Stored items from a collection
■ ■ ■ ■ ■ ■ ■

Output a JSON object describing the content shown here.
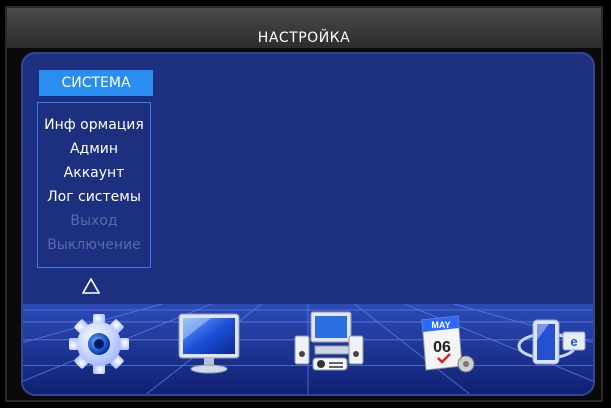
{
  "header": {
    "title": "НАСТРОЙКА"
  },
  "sidebar": {
    "section_label": "СИСТЕМА",
    "items": [
      {
        "label": "Инф ормация",
        "enabled": true
      },
      {
        "label": "Админ",
        "enabled": true
      },
      {
        "label": "Аккаунт",
        "enabled": true
      },
      {
        "label": "Лог системы",
        "enabled": true
      },
      {
        "label": "Выход",
        "enabled": false
      },
      {
        "label": "Выключение",
        "enabled": false
      }
    ],
    "collapse_icon": "triangle-up-icon"
  },
  "dock": {
    "icons": [
      {
        "name": "system-gear-icon"
      },
      {
        "name": "display-monitor-icon"
      },
      {
        "name": "computer-camera-icon"
      },
      {
        "name": "calendar-icon",
        "month": "MAY",
        "day": "06"
      },
      {
        "name": "network-ie-icon"
      }
    ]
  },
  "colors": {
    "panel": "#1d2f7f",
    "accent": "#2a8ef0",
    "disabled_text": "#5a6aa8"
  }
}
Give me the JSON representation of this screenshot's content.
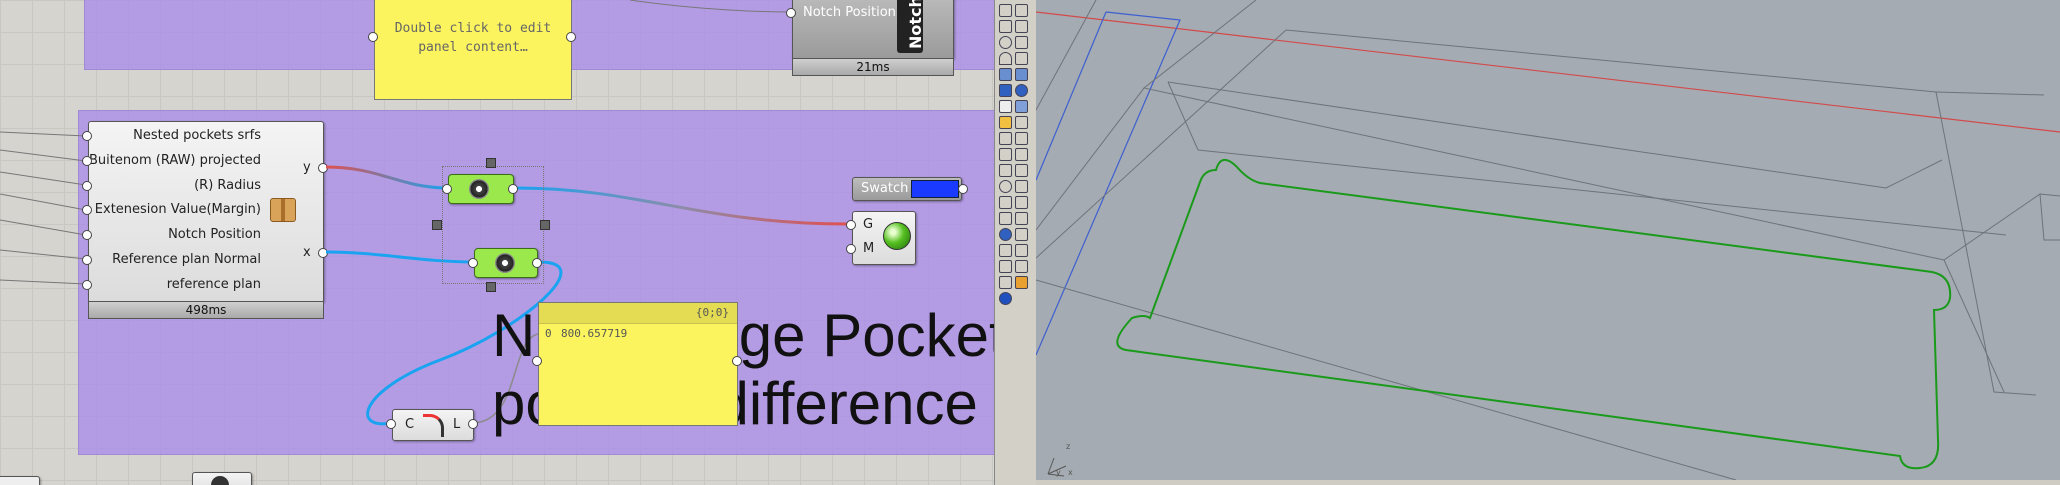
{
  "top_panel": {
    "text": "Double click to edit\npanel content…"
  },
  "top_right_component": {
    "output_label": "Notch Position",
    "side_label": "Notch",
    "timer": "21ms"
  },
  "main_component": {
    "inputs": [
      "Nested pockets srfs",
      "Buitenom  (RAW) projected",
      "(R) Radius",
      "Extenesion Value(Margin)",
      "Notch Position",
      "Reference plan Normal",
      "reference plan"
    ],
    "outputs": [
      "y",
      "x"
    ],
    "timer": "498ms"
  },
  "swatch": {
    "label": "Swatch",
    "color": "#1a3bff"
  },
  "preview": {
    "inputs": [
      "G",
      "M"
    ]
  },
  "curve_component": {
    "inputs": [
      "C"
    ],
    "outputs": [
      "L"
    ]
  },
  "value_panel": {
    "header": "{0;0}",
    "index": "0",
    "value": "800.657719"
  },
  "group_text": {
    "line1": "Notch Edge Pocket",
    "line2": "position difference"
  },
  "viewport": {
    "axis_x": "x",
    "axis_y": "y",
    "axis_z": "z"
  },
  "colors": {
    "group": "#b49ee8",
    "wire_blue": "#1aa3f0",
    "wire_red": "#e05050",
    "panel_yellow": "#fbf45e",
    "component_green": "#9be84d",
    "viewport_bg": "#a5abb2",
    "curve_green": "#1a9a1a"
  }
}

■ ■ ■ ■ ■ ■ ■

- **SET PROBLEM**
Count the lines above that contain the word "content", and reply with only that number.

- **EXPECTED OUTPUT**
3